Stated goal: What follows is a listing to be transcribed exactly.

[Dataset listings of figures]
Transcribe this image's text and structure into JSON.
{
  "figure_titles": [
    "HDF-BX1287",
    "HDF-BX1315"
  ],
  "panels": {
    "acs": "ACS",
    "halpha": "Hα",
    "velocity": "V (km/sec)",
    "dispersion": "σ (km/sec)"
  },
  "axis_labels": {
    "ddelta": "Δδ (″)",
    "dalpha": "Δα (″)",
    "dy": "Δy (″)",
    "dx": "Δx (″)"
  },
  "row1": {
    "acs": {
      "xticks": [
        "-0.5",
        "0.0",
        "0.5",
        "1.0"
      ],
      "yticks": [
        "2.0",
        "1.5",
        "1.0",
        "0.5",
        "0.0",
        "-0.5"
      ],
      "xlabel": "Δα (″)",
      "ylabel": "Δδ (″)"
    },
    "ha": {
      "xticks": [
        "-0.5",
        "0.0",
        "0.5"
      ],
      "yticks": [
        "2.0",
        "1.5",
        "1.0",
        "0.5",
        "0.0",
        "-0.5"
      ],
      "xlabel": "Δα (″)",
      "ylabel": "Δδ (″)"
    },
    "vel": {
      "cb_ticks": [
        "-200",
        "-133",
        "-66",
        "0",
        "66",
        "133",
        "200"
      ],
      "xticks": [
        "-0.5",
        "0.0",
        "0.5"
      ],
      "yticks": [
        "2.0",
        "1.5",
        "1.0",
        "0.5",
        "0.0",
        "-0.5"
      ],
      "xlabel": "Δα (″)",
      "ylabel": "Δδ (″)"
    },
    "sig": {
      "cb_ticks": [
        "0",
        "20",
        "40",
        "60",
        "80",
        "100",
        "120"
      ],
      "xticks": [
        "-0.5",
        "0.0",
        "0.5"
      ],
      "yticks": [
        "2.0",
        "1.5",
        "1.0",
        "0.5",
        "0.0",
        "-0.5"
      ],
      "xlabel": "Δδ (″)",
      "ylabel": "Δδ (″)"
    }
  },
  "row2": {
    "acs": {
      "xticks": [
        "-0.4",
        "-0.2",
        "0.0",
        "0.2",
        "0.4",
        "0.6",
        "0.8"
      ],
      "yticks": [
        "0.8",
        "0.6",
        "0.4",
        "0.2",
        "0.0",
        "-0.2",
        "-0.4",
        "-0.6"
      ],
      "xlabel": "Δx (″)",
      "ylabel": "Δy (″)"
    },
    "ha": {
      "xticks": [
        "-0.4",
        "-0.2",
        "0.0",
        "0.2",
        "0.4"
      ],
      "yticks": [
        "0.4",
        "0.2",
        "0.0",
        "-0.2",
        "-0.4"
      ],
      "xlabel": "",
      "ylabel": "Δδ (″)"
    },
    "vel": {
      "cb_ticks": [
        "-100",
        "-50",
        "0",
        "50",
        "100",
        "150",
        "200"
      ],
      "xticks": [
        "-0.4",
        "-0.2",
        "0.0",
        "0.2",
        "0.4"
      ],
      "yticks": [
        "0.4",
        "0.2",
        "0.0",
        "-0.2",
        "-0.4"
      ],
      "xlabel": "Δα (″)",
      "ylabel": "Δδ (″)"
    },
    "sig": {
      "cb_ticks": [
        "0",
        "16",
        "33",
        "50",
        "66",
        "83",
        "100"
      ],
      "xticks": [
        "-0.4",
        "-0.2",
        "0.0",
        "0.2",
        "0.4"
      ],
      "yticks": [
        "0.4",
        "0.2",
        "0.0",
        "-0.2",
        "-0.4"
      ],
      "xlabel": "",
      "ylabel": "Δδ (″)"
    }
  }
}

Response for this exercise:
Transcribe this image's text and structure into JSON.
{
  "figure_titles": [
    "HDF-BX1287",
    "HDF-BX1315"
  ],
  "panels": {
    "acs": "ACS",
    "halpha": "Hα",
    "velocity": "V (km/sec)",
    "dispersion": "σ (km/sec)"
  },
  "axis_labels": {
    "ddelta": "Δδ (″)",
    "dalpha": "Δα (″)",
    "dy": "Δy (″)",
    "dx": "Δx (″)"
  },
  "row1": {
    "acs": {
      "xticks": [
        "-0.5",
        "0.0",
        "0.5",
        "1.0"
      ],
      "yticks": [
        "2.0",
        "1.5",
        "1.0",
        "0.5",
        "0.0",
        "-0.5"
      ],
      "xlabel": "Δα (″)",
      "ylabel": "Δδ (″)"
    },
    "ha": {
      "xticks": [
        "-0.5",
        "0.0",
        "0.5"
      ],
      "yticks": [
        "2.0",
        "1.5",
        "1.0",
        "0.5",
        "0.0",
        "-0.5"
      ],
      "xlabel": "Δα (″)",
      "ylabel": "Δδ (″)"
    },
    "vel": {
      "cb_ticks": [
        "-200",
        "-133",
        "-66",
        "0",
        "66",
        "133",
        "200"
      ],
      "xticks": [
        "-0.5",
        "0.0",
        "0.5"
      ],
      "yticks": [
        "2.0",
        "1.5",
        "1.0",
        "0.5",
        "0.0",
        "-0.5"
      ],
      "xlabel": "Δα (″)",
      "ylabel": "Δδ (″)"
    },
    "sig": {
      "cb_ticks": [
        "0",
        "20",
        "40",
        "60",
        "80",
        "100",
        "120"
      ],
      "xticks": [
        "-0.5",
        "0.0",
        "0.5"
      ],
      "yticks": [
        "2.0",
        "1.5",
        "1.0",
        "0.5",
        "0.0",
        "-0.5"
      ],
      "xlabel": "Δδ (″)",
      "ylabel": "Δδ (″)"
    }
  },
  "row2": {
    "acs": {
      "xticks": [
        "-0.4",
        "-0.2",
        "0.0",
        "0.2",
        "0.4",
        "0.6",
        "0.8"
      ],
      "yticks": [
        "0.8",
        "0.6",
        "0.4",
        "0.2",
        "0.0",
        "-0.2",
        "-0.4",
        "-0.6"
      ],
      "xlabel": "Δx (″)",
      "ylabel": "Δy (″)"
    },
    "ha": {
      "xticks": [
        "-0.4",
        "-0.2",
        "0.0",
        "0.2",
        "0.4"
      ],
      "yticks": [
        "0.4",
        "0.2",
        "0.0",
        "-0.2",
        "-0.4"
      ],
      "xlabel": "",
      "ylabel": "Δδ (″)"
    },
    "vel": {
      "cb_ticks": [
        "-100",
        "-50",
        "0",
        "50",
        "100",
        "150",
        "200"
      ],
      "xticks": [
        "-0.4",
        "-0.2",
        "0.0",
        "0.2",
        "0.4"
      ],
      "yticks": [
        "0.4",
        "0.2",
        "0.0",
        "-0.2",
        "-0.4"
      ],
      "xlabel": "Δα (″)",
      "ylabel": "Δδ (″)"
    },
    "sig": {
      "cb_ticks": [
        "0",
        "16",
        "33",
        "50",
        "66",
        "83",
        "100"
      ],
      "xticks": [
        "-0.4",
        "-0.2",
        "0.0",
        "0.2",
        "0.4"
      ],
      "yticks": [
        "0.4",
        "0.2",
        "0.0",
        "-0.2",
        "-0.4"
      ],
      "xlabel": "",
      "ylabel": "Δδ (″)"
    }
  }
}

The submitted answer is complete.